[Records from a data collection]
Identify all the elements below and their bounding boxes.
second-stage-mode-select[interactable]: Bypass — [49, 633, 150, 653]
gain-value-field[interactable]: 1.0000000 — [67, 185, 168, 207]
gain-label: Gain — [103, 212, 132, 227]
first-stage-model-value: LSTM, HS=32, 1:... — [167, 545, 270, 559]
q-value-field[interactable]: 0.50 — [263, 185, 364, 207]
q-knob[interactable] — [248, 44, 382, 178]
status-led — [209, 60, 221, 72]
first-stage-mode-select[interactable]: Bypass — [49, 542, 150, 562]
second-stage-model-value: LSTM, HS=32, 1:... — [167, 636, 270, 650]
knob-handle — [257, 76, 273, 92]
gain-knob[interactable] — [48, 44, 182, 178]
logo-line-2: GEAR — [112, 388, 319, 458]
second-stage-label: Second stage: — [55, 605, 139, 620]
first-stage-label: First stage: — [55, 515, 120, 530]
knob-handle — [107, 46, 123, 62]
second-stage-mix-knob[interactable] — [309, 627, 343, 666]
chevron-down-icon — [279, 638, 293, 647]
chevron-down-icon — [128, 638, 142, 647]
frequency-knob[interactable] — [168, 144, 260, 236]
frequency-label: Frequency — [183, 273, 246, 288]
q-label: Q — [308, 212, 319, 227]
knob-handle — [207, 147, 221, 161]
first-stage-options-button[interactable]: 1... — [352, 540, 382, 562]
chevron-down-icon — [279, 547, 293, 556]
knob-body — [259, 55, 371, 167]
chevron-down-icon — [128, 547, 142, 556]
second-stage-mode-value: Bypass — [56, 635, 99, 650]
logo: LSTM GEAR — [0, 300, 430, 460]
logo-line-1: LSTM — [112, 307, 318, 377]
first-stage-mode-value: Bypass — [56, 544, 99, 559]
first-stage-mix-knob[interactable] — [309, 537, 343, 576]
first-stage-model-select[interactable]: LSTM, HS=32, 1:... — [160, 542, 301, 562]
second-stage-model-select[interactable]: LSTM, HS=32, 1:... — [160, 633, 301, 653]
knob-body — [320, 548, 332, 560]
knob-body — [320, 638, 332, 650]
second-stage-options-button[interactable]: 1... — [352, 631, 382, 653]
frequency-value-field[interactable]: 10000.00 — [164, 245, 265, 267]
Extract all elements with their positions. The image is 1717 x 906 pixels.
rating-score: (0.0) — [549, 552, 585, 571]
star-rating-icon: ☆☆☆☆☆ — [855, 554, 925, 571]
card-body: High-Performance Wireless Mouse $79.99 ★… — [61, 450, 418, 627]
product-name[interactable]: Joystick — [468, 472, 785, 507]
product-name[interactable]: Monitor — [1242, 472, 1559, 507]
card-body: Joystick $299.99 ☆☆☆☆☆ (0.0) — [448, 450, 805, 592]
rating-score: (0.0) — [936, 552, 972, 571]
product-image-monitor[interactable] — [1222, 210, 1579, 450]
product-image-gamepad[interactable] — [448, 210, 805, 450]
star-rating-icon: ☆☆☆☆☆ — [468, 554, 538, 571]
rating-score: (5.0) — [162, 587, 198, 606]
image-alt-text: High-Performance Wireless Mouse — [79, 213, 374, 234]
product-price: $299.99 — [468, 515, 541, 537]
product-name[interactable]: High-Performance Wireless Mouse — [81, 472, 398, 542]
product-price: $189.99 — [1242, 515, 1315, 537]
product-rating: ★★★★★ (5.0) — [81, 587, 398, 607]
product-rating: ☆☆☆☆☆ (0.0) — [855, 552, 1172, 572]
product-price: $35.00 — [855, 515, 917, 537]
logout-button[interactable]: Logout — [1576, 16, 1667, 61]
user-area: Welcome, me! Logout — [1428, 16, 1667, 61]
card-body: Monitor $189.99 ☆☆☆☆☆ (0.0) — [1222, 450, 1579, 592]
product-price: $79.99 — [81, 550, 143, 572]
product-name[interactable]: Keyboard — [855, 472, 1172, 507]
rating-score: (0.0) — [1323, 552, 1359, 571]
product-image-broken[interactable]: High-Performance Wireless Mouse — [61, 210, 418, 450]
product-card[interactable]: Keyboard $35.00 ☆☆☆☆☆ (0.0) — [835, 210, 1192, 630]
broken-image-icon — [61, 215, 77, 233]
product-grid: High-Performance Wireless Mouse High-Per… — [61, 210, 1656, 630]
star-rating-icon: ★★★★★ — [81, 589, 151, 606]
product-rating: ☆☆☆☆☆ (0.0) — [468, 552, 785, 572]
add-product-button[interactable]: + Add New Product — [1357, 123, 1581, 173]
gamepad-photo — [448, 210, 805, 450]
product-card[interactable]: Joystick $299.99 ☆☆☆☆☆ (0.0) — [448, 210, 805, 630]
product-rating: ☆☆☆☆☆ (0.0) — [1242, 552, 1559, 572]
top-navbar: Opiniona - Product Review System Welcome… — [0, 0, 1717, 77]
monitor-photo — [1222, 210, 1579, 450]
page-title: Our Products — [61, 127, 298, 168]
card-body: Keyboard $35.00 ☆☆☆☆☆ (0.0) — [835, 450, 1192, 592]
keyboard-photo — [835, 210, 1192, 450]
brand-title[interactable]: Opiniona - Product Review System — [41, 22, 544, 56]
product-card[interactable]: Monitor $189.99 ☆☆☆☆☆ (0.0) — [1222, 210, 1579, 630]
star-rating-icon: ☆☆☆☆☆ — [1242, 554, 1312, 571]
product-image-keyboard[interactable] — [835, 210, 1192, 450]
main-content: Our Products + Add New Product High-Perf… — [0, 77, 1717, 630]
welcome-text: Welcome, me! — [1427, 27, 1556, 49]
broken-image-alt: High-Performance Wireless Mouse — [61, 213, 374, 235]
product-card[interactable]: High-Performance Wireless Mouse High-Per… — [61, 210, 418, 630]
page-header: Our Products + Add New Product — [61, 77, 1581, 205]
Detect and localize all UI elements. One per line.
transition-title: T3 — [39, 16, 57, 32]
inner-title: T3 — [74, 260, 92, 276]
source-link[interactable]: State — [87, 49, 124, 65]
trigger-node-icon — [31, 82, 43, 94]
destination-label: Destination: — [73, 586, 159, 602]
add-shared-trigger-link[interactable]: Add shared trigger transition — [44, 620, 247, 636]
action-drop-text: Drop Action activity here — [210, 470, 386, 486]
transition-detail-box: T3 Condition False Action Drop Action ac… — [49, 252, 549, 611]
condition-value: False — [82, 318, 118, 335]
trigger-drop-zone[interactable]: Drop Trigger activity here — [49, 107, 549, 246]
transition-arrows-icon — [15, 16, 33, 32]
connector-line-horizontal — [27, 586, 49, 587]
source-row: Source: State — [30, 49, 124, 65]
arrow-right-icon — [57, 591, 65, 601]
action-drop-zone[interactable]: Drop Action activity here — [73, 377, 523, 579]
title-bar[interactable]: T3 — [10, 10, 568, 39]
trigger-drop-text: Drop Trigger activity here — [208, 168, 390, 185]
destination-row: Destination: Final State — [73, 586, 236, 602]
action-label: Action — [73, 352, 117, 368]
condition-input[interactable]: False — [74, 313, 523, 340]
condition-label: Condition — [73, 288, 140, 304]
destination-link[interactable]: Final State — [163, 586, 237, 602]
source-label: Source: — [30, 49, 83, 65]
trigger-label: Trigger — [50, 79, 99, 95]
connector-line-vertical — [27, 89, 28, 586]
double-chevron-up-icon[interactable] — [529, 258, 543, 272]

Task instructions - Reproduce all of the lines above, unchanged.

Correct answer -
Identify all the elements below and their bounding boxes.
second-stage-mode-select[interactable]: Bypass — [49, 633, 150, 653]
gain-value-field[interactable]: 1.0000000 — [67, 185, 168, 207]
gain-label: Gain — [103, 212, 132, 227]
first-stage-model-value: LSTM, HS=32, 1:... — [167, 545, 270, 559]
q-value-field[interactable]: 0.50 — [263, 185, 364, 207]
q-knob[interactable] — [248, 44, 382, 178]
status-led — [209, 60, 221, 72]
first-stage-mode-select[interactable]: Bypass — [49, 542, 150, 562]
second-stage-model-value: LSTM, HS=32, 1:... — [167, 636, 270, 650]
knob-handle — [257, 76, 273, 92]
gain-knob[interactable] — [48, 44, 182, 178]
logo-line-2: GEAR — [112, 388, 319, 458]
second-stage-label: Second stage: — [55, 605, 139, 620]
first-stage-label: First stage: — [55, 515, 120, 530]
knob-handle — [107, 46, 123, 62]
second-stage-mix-knob[interactable] — [309, 627, 343, 666]
chevron-down-icon — [279, 638, 293, 647]
chevron-down-icon — [128, 638, 142, 647]
frequency-knob[interactable] — [168, 144, 260, 236]
frequency-label: Frequency — [183, 273, 246, 288]
q-label: Q — [308, 212, 319, 227]
knob-handle — [207, 147, 221, 161]
first-stage-options-button[interactable]: 1... — [352, 540, 382, 562]
chevron-down-icon — [279, 547, 293, 556]
knob-body — [259, 55, 371, 167]
chevron-down-icon — [128, 547, 142, 556]
second-stage-mode-value: Bypass — [56, 635, 99, 650]
logo: LSTM GEAR — [0, 300, 430, 460]
logo-line-1: LSTM — [112, 307, 318, 377]
first-stage-mode-value: Bypass — [56, 544, 99, 559]
first-stage-mix-knob[interactable] — [309, 537, 343, 576]
first-stage-model-select[interactable]: LSTM, HS=32, 1:... — [160, 542, 301, 562]
second-stage-model-select[interactable]: LSTM, HS=32, 1:... — [160, 633, 301, 653]
knob-body — [320, 548, 332, 560]
knob-body — [320, 638, 332, 650]
second-stage-options-button[interactable]: 1... — [352, 631, 382, 653]
frequency-value-field[interactable]: 10000.00 — [164, 245, 265, 267]
Extract all elements with their positions. The image is 1717 x 906 pixels.
rating-score: (0.0) — [549, 552, 585, 571]
star-rating-icon: ☆☆☆☆☆ — [855, 554, 925, 571]
card-body: High-Performance Wireless Mouse $79.99 ★… — [61, 450, 418, 627]
product-name[interactable]: Joystick — [468, 472, 785, 507]
product-name[interactable]: Monitor — [1242, 472, 1559, 507]
card-body: Joystick $299.99 ☆☆☆☆☆ (0.0) — [448, 450, 805, 592]
rating-score: (0.0) — [936, 552, 972, 571]
product-image-monitor[interactable] — [1222, 210, 1579, 450]
product-image-gamepad[interactable] — [448, 210, 805, 450]
star-rating-icon: ☆☆☆☆☆ — [468, 554, 538, 571]
rating-score: (5.0) — [162, 587, 198, 606]
image-alt-text: High-Performance Wireless Mouse — [79, 213, 374, 234]
product-price: $299.99 — [468, 515, 541, 537]
product-name[interactable]: High-Performance Wireless Mouse — [81, 472, 398, 542]
product-price: $189.99 — [1242, 515, 1315, 537]
product-rating: ★★★★★ (5.0) — [81, 587, 398, 607]
product-rating: ☆☆☆☆☆ (0.0) — [855, 552, 1172, 572]
product-price: $35.00 — [855, 515, 917, 537]
logout-button[interactable]: Logout — [1576, 16, 1667, 61]
user-area: Welcome, me! Logout — [1428, 16, 1667, 61]
card-body: Monitor $189.99 ☆☆☆☆☆ (0.0) — [1222, 450, 1579, 592]
product-price: $79.99 — [81, 550, 143, 572]
product-name[interactable]: Keyboard — [855, 472, 1172, 507]
rating-score: (0.0) — [1323, 552, 1359, 571]
product-image-broken[interactable]: High-Performance Wireless Mouse — [61, 210, 418, 450]
product-card[interactable]: Keyboard $35.00 ☆☆☆☆☆ (0.0) — [835, 210, 1192, 630]
broken-image-icon — [61, 215, 77, 233]
product-grid: High-Performance Wireless Mouse High-Per… — [61, 210, 1656, 630]
star-rating-icon: ★★★★★ — [81, 589, 151, 606]
product-rating: ☆☆☆☆☆ (0.0) — [468, 552, 785, 572]
add-product-button[interactable]: + Add New Product — [1357, 123, 1581, 173]
gamepad-photo — [448, 210, 805, 450]
product-card[interactable]: Joystick $299.99 ☆☆☆☆☆ (0.0) — [448, 210, 805, 630]
product-rating: ☆☆☆☆☆ (0.0) — [1242, 552, 1559, 572]
top-navbar: Opiniona - Product Review System Welcome… — [0, 0, 1717, 77]
monitor-photo — [1222, 210, 1579, 450]
page-title: Our Products — [61, 127, 298, 168]
card-body: Keyboard $35.00 ☆☆☆☆☆ (0.0) — [835, 450, 1192, 592]
keyboard-photo — [835, 210, 1192, 450]
brand-title[interactable]: Opiniona - Product Review System — [41, 22, 544, 56]
product-card[interactable]: Monitor $189.99 ☆☆☆☆☆ (0.0) — [1222, 210, 1579, 630]
star-rating-icon: ☆☆☆☆☆ — [1242, 554, 1312, 571]
product-image-keyboard[interactable] — [835, 210, 1192, 450]
main-content: Our Products + Add New Product High-Perf… — [0, 77, 1717, 630]
welcome-text: Welcome, me! — [1427, 27, 1556, 49]
broken-image-alt: High-Performance Wireless Mouse — [61, 213, 374, 235]
product-card[interactable]: High-Performance Wireless Mouse High-Per… — [61, 210, 418, 630]
page-header: Our Products + Add New Product — [61, 77, 1581, 205]
Detect and localize all UI elements. One per line.
transition-title: T3 — [39, 16, 57, 32]
inner-title: T3 — [74, 260, 92, 276]
source-link[interactable]: State — [87, 49, 124, 65]
trigger-node-icon — [31, 82, 43, 94]
destination-label: Destination: — [73, 586, 159, 602]
add-shared-trigger-link[interactable]: Add shared trigger transition — [44, 620, 247, 636]
action-drop-text: Drop Action activity here — [210, 470, 386, 486]
transition-detail-box: T3 Condition False Action Drop Action ac… — [49, 252, 549, 611]
condition-value: False — [82, 318, 118, 335]
trigger-drop-zone[interactable]: Drop Trigger activity here — [49, 107, 549, 246]
transition-arrows-icon — [15, 16, 33, 32]
connector-line-horizontal — [27, 586, 49, 587]
source-row: Source: State — [30, 49, 124, 65]
arrow-right-icon — [57, 591, 65, 601]
action-drop-zone[interactable]: Drop Action activity here — [73, 377, 523, 579]
title-bar[interactable]: T3 — [10, 10, 568, 39]
trigger-drop-text: Drop Trigger activity here — [208, 168, 390, 185]
destination-row: Destination: Final State — [73, 586, 236, 602]
action-label: Action — [73, 352, 117, 368]
condition-input[interactable]: False — [74, 313, 523, 340]
condition-label: Condition — [73, 288, 140, 304]
destination-link[interactable]: Final State — [163, 586, 237, 602]
source-label: Source: — [30, 49, 83, 65]
trigger-label: Trigger — [50, 79, 99, 95]
connector-line-vertical — [27, 89, 28, 586]
double-chevron-up-icon[interactable] — [529, 258, 543, 272]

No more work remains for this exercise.